**GIVEN REQUEST**: Count every line below that contains "EBITDA", then state the total with no other output.
--- PROVIDED RECORDS ---
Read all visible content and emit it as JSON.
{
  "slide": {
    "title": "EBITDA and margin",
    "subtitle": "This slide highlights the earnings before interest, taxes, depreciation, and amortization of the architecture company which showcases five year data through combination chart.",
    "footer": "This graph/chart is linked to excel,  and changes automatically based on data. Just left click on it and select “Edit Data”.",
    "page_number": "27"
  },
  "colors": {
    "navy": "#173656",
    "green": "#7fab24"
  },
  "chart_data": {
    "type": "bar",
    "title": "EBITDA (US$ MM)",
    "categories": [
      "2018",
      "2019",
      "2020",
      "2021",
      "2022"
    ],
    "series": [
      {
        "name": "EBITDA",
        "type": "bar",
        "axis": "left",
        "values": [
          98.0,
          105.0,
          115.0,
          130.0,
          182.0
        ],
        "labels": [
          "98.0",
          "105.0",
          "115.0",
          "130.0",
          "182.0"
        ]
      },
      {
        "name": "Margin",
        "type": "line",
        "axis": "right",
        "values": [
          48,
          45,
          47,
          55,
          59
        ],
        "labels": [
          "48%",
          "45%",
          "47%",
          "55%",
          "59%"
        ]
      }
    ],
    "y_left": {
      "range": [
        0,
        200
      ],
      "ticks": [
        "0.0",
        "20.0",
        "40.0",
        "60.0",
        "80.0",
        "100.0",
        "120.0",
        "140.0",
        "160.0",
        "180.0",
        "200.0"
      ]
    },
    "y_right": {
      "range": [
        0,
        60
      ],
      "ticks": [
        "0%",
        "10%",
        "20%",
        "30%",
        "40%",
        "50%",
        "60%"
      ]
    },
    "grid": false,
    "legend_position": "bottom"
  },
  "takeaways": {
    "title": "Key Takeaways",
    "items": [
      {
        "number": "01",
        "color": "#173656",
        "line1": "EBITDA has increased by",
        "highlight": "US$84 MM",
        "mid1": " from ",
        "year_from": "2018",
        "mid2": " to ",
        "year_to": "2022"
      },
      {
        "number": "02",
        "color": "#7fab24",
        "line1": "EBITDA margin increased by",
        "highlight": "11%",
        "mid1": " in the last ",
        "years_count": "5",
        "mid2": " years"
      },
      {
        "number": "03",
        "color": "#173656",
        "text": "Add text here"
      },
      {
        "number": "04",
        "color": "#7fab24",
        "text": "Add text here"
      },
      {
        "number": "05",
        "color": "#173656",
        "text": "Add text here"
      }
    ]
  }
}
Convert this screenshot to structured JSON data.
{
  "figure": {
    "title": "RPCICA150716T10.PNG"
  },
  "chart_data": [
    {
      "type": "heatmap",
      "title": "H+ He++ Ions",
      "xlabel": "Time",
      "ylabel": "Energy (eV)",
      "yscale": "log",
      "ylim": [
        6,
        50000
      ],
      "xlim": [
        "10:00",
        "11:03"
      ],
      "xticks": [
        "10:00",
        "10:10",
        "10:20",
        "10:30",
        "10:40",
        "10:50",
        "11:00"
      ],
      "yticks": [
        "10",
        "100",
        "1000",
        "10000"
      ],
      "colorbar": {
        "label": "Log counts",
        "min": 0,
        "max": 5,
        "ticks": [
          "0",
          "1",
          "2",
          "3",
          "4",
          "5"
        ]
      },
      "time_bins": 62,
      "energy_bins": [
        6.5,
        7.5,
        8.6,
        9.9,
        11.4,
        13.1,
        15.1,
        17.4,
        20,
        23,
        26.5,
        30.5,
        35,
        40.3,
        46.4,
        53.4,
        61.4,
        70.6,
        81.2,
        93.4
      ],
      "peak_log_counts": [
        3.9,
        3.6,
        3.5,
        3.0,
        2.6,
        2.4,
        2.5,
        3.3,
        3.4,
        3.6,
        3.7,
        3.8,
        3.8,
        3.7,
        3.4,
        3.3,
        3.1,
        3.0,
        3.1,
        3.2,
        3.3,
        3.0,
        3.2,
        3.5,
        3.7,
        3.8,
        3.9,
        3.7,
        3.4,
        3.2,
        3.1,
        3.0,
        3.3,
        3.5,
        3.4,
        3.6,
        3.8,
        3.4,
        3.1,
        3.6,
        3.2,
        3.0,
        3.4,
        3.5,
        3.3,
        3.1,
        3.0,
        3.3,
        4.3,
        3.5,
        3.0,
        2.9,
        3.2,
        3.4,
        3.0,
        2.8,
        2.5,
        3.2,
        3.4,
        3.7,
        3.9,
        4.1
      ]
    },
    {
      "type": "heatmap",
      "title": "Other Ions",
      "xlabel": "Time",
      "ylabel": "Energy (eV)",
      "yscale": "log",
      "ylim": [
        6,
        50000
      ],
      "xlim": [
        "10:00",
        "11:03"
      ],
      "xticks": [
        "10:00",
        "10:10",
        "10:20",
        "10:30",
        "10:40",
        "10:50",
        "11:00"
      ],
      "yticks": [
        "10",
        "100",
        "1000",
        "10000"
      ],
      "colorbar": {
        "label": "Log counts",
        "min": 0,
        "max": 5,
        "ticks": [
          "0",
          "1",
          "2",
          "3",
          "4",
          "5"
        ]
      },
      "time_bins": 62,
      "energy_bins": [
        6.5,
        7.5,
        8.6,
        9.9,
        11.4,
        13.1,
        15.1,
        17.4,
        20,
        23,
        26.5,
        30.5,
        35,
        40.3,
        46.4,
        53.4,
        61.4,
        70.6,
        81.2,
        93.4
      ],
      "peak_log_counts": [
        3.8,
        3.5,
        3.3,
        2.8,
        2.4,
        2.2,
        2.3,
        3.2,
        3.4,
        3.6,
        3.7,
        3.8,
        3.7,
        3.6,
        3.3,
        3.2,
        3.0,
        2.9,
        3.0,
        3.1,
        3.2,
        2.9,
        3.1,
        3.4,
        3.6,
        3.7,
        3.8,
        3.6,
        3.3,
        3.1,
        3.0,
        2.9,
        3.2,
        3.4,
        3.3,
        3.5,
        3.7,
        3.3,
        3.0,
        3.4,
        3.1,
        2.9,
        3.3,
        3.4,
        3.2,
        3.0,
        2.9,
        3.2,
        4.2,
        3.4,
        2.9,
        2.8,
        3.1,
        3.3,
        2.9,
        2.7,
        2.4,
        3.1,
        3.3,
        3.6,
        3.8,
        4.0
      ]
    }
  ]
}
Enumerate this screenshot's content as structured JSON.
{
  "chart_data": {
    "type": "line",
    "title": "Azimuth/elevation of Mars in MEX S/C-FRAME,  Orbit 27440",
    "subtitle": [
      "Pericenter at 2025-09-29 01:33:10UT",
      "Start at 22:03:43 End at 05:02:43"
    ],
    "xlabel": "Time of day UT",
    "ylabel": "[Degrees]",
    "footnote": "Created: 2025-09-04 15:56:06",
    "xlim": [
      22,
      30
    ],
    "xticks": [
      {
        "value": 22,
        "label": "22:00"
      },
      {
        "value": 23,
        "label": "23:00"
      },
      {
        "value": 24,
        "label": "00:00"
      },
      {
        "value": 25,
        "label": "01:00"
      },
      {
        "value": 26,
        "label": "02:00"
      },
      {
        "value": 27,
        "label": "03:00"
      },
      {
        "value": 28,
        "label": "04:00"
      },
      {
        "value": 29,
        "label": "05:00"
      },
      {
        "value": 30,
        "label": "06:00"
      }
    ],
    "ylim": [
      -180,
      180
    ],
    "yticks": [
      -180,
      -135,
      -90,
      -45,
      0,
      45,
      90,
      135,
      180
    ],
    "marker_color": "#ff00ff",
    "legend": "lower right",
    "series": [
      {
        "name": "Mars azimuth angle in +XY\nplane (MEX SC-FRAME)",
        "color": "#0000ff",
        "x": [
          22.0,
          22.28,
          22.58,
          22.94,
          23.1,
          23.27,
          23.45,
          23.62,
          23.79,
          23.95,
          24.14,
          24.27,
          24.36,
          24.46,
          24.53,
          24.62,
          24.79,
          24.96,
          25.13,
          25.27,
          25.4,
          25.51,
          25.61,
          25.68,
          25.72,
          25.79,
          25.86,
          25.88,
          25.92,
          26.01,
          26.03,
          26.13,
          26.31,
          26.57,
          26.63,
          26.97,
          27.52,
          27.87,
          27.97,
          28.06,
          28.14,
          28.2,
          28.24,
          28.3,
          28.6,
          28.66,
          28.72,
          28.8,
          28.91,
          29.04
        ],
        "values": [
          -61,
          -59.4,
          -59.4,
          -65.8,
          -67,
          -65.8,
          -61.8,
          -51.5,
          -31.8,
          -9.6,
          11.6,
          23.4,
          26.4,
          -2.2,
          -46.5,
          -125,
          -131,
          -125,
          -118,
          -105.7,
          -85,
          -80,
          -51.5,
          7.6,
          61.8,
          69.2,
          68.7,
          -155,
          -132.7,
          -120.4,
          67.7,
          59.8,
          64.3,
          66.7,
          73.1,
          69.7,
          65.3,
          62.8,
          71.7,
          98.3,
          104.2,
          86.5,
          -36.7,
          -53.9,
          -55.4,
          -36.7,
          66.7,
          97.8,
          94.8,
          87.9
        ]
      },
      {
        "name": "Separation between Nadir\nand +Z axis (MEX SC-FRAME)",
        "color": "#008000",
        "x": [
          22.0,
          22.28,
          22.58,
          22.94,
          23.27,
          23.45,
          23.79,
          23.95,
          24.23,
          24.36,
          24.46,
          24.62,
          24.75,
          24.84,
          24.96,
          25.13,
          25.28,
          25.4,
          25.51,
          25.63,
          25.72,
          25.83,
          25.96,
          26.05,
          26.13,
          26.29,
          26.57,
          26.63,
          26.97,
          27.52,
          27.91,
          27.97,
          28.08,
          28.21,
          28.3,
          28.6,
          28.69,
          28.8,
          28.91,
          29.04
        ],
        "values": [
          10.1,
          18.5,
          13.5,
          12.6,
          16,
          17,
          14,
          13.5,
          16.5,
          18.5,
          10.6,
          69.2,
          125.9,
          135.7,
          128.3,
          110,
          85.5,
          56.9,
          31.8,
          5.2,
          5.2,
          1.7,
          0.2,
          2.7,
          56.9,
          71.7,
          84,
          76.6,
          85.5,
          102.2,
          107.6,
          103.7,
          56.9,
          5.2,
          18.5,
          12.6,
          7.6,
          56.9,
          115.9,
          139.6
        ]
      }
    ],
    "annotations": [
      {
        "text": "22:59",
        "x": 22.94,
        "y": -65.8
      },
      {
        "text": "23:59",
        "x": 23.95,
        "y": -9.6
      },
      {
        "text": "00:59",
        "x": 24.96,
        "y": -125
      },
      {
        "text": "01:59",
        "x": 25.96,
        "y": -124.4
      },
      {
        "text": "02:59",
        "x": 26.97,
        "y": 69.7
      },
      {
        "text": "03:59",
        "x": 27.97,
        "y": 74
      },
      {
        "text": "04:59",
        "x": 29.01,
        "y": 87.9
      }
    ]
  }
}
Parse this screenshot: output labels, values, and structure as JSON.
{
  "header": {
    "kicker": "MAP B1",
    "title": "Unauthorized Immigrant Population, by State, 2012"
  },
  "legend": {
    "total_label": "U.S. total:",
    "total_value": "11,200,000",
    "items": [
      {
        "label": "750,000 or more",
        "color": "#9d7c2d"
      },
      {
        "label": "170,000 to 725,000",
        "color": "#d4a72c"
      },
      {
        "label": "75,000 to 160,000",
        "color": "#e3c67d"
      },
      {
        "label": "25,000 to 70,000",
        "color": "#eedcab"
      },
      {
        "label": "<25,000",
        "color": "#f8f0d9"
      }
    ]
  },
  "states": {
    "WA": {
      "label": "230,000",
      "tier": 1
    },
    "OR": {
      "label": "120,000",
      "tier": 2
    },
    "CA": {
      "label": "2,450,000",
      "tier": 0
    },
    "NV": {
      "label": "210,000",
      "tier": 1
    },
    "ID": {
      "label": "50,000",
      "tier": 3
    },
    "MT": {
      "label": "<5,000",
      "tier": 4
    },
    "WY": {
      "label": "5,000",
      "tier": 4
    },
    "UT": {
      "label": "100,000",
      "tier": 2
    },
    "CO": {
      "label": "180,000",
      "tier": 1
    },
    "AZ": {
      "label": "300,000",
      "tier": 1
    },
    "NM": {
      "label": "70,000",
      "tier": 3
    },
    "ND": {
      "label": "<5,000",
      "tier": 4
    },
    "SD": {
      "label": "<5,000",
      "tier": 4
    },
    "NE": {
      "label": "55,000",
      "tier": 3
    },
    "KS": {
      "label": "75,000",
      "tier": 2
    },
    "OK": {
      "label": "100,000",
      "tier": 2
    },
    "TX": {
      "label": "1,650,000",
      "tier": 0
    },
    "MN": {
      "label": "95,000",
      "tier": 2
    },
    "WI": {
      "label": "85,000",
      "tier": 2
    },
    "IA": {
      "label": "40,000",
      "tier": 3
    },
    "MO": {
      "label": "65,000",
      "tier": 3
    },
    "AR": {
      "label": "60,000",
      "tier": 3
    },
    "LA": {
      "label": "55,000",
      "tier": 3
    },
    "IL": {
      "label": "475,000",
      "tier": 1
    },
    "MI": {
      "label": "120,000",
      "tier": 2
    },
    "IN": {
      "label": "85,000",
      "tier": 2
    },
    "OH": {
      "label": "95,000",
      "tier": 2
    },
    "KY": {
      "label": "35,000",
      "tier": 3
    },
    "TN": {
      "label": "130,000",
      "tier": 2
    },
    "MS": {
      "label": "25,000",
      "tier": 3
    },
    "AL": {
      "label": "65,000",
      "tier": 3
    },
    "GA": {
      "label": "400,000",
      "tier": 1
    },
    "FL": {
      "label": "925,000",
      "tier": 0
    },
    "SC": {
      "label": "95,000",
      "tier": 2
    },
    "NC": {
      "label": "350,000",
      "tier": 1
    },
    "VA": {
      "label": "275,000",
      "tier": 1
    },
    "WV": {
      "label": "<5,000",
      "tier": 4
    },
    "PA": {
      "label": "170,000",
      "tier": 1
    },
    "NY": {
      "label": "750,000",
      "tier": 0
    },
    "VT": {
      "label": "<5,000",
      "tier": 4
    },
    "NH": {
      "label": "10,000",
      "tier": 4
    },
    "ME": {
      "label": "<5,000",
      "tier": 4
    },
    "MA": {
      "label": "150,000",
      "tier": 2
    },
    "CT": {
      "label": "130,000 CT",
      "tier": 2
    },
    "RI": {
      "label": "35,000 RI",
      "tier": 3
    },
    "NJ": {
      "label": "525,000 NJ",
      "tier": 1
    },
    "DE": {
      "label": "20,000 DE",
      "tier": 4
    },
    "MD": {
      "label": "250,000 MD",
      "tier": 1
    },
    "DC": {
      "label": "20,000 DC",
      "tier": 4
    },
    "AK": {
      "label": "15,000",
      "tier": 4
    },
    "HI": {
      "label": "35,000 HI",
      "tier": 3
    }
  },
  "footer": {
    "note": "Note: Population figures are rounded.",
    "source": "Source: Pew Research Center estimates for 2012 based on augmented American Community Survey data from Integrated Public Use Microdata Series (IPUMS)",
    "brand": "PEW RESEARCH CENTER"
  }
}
---
**WRITTEN SOLUTION**: 5